● Aim of the task
Work through the data below line by line and say how many lines hold "xlabel"; give only the number.

--- start of Dataset excerpts ---

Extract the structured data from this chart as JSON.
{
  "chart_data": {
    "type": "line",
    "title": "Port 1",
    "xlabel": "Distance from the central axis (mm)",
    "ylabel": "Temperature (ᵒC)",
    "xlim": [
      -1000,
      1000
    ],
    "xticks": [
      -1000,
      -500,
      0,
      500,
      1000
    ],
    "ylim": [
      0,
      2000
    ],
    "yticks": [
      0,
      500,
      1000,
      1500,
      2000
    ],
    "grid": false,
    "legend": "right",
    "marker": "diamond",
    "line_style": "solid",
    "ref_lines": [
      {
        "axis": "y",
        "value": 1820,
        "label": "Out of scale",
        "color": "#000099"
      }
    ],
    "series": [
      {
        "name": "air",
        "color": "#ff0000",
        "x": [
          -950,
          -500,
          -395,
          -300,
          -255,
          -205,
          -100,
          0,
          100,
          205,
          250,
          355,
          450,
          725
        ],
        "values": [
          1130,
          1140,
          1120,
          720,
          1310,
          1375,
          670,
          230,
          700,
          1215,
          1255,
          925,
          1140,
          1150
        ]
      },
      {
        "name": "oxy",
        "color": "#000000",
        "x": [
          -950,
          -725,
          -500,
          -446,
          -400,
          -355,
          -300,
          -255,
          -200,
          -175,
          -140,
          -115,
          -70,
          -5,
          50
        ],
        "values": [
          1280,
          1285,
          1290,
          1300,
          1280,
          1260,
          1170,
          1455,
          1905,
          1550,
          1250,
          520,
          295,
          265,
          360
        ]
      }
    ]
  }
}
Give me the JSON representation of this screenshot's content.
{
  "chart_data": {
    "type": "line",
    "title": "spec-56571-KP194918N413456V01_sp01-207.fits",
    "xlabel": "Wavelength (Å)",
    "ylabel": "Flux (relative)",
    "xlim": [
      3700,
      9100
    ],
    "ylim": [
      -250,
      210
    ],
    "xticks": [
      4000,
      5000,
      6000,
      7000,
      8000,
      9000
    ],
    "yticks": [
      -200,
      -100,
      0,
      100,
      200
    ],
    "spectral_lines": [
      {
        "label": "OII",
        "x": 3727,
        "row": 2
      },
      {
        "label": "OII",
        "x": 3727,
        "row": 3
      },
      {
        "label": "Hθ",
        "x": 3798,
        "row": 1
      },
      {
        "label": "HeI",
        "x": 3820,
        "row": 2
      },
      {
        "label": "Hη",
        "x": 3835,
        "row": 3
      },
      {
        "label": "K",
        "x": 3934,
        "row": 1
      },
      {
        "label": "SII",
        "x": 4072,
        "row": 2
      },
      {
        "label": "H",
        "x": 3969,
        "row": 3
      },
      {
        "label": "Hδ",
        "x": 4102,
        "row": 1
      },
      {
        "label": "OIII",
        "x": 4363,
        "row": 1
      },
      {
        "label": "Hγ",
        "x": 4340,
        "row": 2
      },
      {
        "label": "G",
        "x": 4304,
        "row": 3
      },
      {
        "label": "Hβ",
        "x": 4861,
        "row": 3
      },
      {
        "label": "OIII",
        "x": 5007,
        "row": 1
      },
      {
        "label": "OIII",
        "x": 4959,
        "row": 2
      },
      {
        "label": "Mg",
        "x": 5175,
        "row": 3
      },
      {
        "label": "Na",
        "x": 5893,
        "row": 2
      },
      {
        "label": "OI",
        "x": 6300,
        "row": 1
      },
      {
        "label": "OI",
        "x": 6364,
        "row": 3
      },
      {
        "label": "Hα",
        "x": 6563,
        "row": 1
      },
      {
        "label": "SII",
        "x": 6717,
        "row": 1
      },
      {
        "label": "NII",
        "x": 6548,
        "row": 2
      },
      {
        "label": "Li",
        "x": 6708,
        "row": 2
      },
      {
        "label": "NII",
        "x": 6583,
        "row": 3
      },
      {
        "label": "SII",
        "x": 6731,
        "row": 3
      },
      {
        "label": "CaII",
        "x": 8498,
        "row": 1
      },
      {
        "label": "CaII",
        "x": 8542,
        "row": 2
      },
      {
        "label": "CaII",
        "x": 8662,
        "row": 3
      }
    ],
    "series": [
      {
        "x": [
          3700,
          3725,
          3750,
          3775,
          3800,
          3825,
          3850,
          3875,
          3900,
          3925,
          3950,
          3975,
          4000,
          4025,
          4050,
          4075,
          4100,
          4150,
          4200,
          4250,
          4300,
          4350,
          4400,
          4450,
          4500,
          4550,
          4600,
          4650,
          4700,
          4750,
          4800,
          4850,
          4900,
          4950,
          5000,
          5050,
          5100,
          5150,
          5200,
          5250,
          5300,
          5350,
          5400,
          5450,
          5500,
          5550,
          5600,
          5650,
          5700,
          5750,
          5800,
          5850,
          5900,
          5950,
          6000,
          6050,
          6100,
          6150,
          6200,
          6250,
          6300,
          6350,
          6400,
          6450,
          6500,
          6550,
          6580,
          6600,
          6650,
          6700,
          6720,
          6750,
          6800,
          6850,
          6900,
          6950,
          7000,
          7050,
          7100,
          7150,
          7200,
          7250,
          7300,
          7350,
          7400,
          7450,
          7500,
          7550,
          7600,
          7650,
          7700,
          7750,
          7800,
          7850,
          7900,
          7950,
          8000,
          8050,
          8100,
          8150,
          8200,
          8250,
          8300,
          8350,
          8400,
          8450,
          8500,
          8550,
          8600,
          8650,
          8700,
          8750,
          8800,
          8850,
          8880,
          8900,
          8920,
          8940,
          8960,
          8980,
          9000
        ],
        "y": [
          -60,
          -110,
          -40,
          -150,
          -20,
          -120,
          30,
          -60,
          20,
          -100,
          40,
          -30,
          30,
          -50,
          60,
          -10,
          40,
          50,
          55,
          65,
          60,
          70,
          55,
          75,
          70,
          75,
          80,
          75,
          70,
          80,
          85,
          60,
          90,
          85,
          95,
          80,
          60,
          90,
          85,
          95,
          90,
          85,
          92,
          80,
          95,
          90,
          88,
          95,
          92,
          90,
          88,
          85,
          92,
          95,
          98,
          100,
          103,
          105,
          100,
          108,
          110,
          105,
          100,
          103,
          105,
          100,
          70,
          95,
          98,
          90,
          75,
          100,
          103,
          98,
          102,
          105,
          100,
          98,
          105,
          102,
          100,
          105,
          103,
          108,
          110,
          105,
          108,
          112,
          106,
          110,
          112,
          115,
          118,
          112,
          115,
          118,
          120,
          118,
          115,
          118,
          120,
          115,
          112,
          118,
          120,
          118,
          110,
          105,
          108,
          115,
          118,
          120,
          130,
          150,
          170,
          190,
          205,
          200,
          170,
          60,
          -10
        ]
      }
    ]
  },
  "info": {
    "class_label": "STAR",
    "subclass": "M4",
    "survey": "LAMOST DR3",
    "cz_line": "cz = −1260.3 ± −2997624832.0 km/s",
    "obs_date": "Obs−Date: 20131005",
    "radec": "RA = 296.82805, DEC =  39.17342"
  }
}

--- end of Dataset excerpts ---

● The result
2